▶ **Exercise instructions**
Each line of the material below that holds the word "gombbal" needs to be copied.

▶ **Data records**
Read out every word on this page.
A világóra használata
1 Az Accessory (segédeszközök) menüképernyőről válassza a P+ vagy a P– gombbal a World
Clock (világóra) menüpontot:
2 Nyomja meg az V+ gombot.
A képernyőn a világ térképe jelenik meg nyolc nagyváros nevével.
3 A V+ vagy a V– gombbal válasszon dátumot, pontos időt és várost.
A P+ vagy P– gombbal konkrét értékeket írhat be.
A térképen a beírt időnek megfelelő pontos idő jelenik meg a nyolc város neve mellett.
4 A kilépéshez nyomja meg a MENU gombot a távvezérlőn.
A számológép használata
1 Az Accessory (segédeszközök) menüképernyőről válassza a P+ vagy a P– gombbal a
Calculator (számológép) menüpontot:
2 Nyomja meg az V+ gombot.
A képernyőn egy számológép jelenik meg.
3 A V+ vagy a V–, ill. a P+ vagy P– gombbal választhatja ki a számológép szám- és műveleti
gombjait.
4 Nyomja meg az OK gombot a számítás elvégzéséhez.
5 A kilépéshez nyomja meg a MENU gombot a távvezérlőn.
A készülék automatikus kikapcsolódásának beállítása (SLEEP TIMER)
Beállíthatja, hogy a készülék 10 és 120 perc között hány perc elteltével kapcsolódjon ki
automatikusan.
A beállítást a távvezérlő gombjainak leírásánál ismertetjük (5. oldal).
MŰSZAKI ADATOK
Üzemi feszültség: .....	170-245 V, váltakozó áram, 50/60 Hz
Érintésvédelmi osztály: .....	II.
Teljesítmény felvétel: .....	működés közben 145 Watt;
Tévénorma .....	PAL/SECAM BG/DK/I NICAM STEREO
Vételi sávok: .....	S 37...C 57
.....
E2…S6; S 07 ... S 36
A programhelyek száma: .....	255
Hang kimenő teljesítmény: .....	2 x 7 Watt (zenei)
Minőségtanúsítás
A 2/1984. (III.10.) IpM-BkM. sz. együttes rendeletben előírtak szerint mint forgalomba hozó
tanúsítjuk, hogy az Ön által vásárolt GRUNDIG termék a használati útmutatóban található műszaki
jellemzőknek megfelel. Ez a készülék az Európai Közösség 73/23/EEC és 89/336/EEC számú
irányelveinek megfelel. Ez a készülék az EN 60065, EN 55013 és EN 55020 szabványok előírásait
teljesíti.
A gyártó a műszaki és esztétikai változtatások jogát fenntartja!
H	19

▶ **Solution to the problem**
1 Az Accessory (segédeszközök) menüképernyőről válassza a P+ vagy a P– gombbal a World
3 A V+ vagy a V– gombbal válasszon dátumot, pontos időt és várost.
A P+ vagy P– gombbal konkrét értékeket írhat be.
1 Az Accessory (segédeszközök) menüképernyőről válassza a P+ vagy a P– gombbal a
3 A V+ vagy a V–, ill. a P+ vagy P– gombbal választhatja ki a számológép szám- és műveleti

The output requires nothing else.